## REQUIRED TASK
Only the lines holding the string "présentaient" are needed. Copy each one.
━━ INPUT DATA
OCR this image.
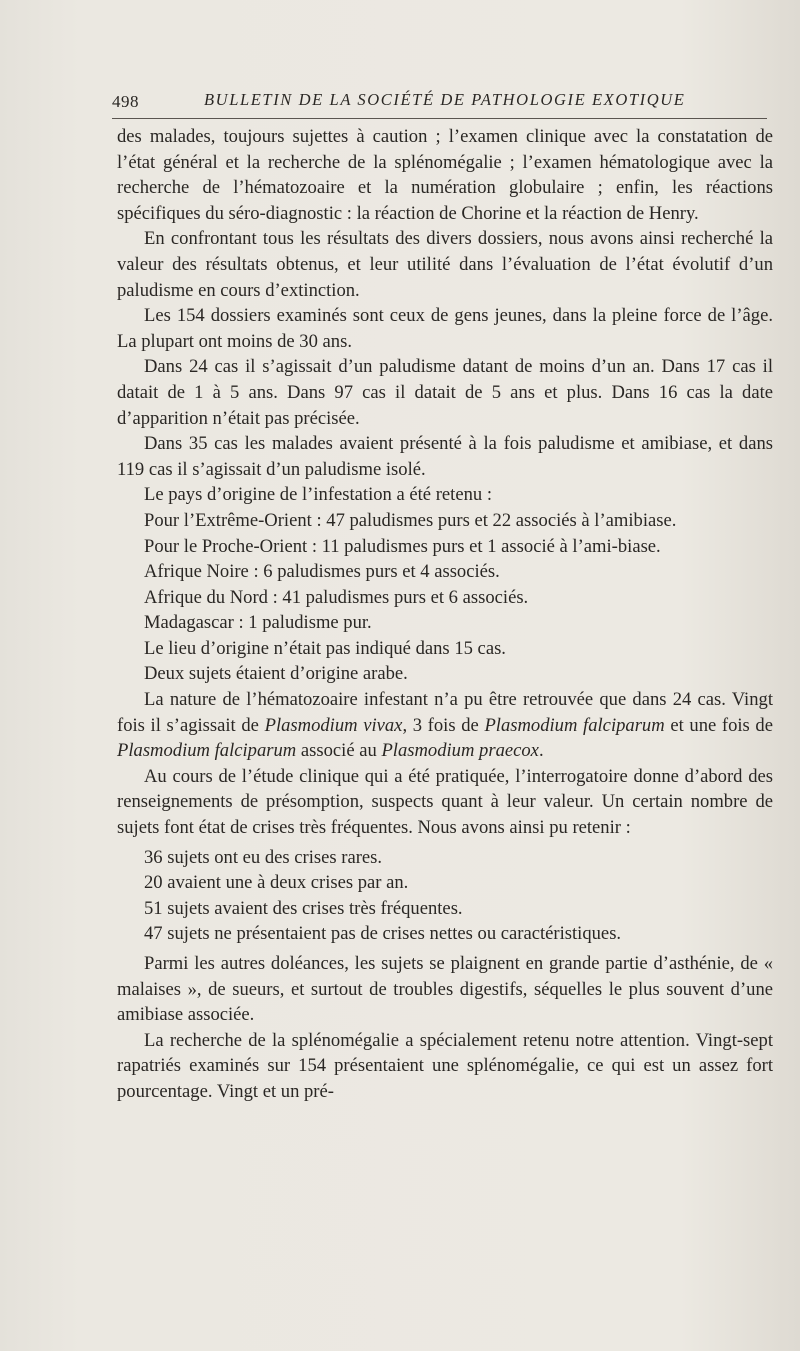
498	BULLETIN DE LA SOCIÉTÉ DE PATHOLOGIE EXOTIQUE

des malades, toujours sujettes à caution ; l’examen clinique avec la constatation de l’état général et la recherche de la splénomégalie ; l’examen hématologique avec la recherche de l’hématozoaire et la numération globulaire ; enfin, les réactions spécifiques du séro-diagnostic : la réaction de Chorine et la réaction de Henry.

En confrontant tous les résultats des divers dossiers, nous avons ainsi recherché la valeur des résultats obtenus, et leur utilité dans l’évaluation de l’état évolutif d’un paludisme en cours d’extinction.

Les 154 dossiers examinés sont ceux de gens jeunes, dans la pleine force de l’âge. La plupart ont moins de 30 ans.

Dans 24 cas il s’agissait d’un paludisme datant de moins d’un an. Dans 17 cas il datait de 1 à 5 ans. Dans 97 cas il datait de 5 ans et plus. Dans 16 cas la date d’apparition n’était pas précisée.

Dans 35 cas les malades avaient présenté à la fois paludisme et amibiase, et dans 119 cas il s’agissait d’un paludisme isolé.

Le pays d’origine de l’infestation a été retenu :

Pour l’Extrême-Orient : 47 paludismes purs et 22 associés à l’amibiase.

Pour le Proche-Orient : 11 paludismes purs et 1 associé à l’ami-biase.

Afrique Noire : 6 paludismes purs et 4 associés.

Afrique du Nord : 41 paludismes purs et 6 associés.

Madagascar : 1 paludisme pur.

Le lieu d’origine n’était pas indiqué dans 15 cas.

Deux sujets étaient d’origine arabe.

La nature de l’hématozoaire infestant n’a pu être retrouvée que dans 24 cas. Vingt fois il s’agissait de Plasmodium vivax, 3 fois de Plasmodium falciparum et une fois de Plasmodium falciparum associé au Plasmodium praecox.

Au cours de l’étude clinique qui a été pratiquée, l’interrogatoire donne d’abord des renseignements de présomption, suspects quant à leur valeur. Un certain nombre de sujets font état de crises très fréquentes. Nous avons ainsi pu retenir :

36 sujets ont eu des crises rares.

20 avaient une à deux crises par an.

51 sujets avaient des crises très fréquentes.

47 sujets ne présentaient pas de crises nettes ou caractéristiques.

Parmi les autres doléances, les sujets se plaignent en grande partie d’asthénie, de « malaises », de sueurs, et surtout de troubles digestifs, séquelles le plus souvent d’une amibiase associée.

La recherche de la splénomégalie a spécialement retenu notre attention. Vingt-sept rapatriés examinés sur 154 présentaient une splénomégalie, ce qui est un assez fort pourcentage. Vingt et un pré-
━━━━
━━ INPUT DATA
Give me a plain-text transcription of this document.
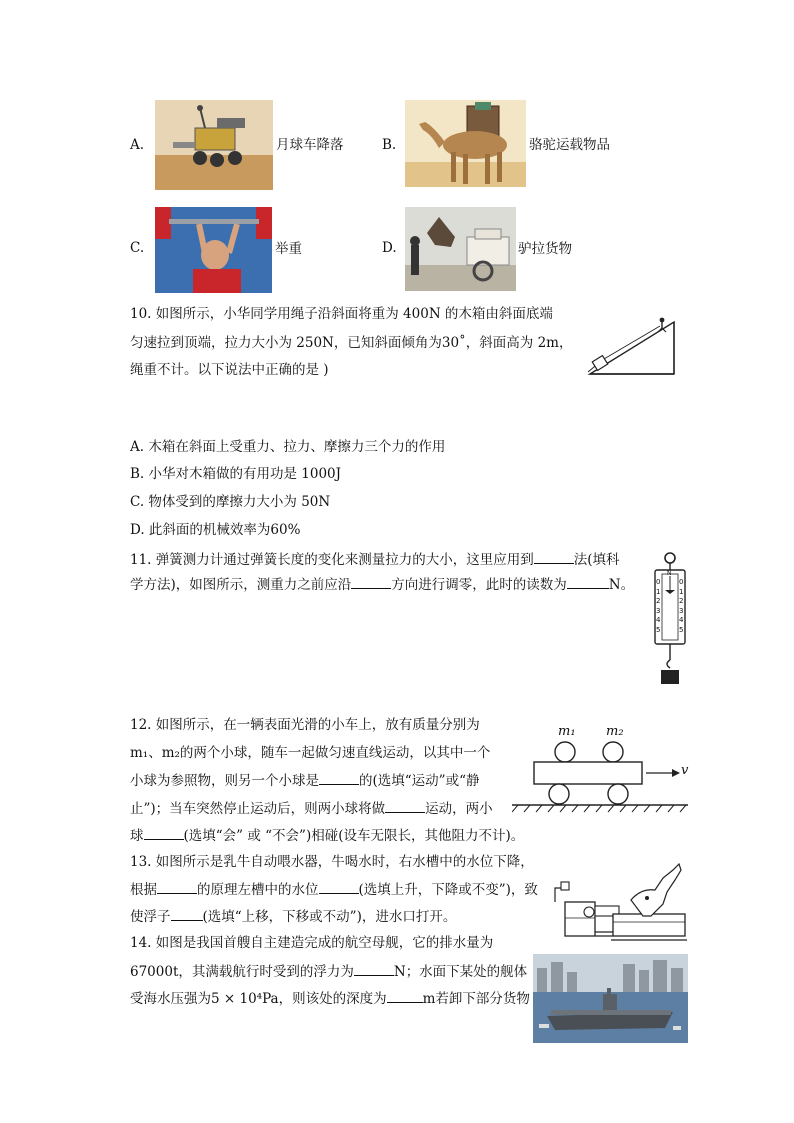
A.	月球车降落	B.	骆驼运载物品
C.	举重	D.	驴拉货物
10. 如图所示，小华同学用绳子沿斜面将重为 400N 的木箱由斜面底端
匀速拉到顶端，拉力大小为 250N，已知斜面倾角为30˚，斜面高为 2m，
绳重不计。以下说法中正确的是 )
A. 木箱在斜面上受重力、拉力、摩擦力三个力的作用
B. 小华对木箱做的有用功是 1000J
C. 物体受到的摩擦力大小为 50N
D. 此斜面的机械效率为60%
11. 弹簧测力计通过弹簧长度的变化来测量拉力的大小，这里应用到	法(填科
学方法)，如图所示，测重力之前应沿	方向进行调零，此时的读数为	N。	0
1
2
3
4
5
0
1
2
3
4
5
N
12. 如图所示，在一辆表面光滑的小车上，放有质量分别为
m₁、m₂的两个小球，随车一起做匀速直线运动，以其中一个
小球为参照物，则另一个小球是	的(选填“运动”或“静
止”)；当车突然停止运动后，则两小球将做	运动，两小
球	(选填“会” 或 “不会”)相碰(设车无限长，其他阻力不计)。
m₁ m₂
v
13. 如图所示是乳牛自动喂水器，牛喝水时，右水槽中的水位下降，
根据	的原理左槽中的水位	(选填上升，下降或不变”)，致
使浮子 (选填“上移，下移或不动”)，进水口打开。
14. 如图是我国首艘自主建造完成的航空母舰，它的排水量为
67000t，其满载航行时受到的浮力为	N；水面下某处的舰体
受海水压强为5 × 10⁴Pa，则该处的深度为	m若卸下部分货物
━━━━
## REPLY
47 sujets ne présentaient pas de crises nettes ou caractéristiques.
La recherche de la splénomégalie a spécialement retenu notre attention. Vingt-sept rapatriés examinés sur 154 présentaient une splénomégalie, ce qui est un assez fort pourcentage. Vingt et un pré-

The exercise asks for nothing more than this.